Цель задания:
Отредактируйте фрагмент о науке и психиатрии: перепишите его часть между «Иными словами, в» и «испокон веков, но...» включительно, заменив «реаниматологии» на «кардиологии».

Фрагмент документа:
┄┄┄┄┄┄
Иными словами, в эмпирии жизненного мира людей есть всё, но наука подходит к нему исходя из некоторых базисных различений, отдавая предпочтение одному и игнорируя другое. В эмпирических полях отдельных научных дисциплин, в том числе реаниматологии, есть фрагменты, которым может быть придан, а может и не быть придан статус самостоятельного явления. Потусторонние видения людей, переживших состояния, близкие к смерти, известны испокон веков, но...
Сходная ситуация, как мне кажется, наблюдается в эмпирическом поле современной психиатрии. Известные российские психиатры Т.А. Доброхотова и Н.Н. Брагина отмечают, что 5...7% их пациентов-левшей проявляют, с одной стороны, поразительные творческие, а с другой стороны – экстрасенсорные способности. Эти исследователи подчёркивают, что в современных пособиях по психиатрии подобные феномены не описаны, не классифицированы, не исследованы как заслуживающие специального внимания. Исследователи также полагают, что 5...7% – это заниженная оценка, т.к. обычно пациенты не рассказывают врачам о своём опыте такого рода.
┄┄┄┄┄┄
Исходные данные:

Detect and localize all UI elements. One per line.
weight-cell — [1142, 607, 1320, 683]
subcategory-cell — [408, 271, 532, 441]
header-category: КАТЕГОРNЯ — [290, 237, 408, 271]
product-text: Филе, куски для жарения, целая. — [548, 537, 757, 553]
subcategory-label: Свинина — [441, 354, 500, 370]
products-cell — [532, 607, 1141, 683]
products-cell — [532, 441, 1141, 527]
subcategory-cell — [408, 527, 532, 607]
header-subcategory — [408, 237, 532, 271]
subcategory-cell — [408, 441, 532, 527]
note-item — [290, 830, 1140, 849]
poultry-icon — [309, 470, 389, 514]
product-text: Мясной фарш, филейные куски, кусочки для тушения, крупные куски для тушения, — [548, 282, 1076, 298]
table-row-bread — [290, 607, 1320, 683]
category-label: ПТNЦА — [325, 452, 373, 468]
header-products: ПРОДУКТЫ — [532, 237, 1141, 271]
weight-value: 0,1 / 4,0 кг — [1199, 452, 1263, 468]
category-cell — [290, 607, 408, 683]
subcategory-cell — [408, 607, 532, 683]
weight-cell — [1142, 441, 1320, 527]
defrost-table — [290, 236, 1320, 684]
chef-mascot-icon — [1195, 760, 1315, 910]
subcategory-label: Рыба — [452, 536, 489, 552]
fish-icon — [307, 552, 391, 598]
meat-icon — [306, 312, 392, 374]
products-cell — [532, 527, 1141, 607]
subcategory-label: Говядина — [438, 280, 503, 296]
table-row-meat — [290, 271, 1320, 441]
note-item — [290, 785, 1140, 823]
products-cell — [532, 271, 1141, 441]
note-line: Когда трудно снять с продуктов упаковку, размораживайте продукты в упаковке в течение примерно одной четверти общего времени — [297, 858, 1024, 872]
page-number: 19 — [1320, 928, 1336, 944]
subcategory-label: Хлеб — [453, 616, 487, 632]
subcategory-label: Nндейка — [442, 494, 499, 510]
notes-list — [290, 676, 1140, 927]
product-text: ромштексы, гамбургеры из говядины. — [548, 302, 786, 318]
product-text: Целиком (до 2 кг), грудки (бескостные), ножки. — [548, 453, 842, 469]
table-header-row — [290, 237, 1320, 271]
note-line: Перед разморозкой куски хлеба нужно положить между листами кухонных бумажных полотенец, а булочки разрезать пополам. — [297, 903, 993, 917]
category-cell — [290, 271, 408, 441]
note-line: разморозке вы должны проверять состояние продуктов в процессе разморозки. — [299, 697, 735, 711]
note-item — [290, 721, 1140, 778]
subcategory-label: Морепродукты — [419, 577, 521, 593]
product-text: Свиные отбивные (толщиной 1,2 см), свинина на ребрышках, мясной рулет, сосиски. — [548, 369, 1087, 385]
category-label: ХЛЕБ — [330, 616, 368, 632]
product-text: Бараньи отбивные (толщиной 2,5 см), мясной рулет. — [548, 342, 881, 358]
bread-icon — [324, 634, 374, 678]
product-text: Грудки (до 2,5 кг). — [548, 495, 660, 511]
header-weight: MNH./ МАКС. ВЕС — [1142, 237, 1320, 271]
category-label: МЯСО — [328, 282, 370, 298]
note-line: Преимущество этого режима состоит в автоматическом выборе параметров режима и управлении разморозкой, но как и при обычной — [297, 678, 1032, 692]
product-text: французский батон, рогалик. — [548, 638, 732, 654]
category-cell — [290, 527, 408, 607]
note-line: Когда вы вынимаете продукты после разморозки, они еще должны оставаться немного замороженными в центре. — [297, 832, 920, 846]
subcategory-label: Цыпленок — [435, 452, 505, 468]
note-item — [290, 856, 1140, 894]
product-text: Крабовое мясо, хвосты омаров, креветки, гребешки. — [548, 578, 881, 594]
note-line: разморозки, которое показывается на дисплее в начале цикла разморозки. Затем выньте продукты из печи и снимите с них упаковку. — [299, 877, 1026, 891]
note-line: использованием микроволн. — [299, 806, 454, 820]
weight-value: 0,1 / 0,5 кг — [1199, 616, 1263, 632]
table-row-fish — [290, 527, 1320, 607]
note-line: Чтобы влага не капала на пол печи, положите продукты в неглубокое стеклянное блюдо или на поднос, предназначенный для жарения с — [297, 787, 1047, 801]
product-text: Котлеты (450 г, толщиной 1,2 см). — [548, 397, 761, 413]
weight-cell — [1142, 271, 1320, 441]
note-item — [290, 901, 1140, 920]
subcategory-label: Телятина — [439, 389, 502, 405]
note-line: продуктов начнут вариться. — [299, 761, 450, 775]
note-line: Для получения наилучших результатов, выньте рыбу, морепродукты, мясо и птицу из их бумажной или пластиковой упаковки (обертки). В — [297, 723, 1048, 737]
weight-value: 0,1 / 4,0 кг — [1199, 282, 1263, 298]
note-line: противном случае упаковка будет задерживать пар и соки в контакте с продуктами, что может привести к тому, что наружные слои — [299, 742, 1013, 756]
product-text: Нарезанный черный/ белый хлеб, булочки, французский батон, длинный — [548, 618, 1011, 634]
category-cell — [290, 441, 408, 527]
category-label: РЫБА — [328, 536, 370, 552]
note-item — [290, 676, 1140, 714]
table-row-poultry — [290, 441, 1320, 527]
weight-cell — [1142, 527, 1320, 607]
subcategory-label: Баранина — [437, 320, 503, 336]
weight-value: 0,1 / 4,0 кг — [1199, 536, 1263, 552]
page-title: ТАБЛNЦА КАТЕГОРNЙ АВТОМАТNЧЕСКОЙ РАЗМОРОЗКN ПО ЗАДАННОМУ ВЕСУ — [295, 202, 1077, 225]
┄┄┄┄┄┄
Результат:
Иными словами, в эмпирии жизненного мира людей есть всё, но наука подходит к нему исходя из некоторых базисных различений, отдавая предпочтение одному и игнорируя другое. В эмпирических полях отдельных научных дисциплин, в том числе кардиологии, есть фрагменты, которым может быть придан, а может и не быть придан статус самостоятельного явления. Потусторонние видения людей, переживших состояния, близкие к смерти, известны испокон веков, но...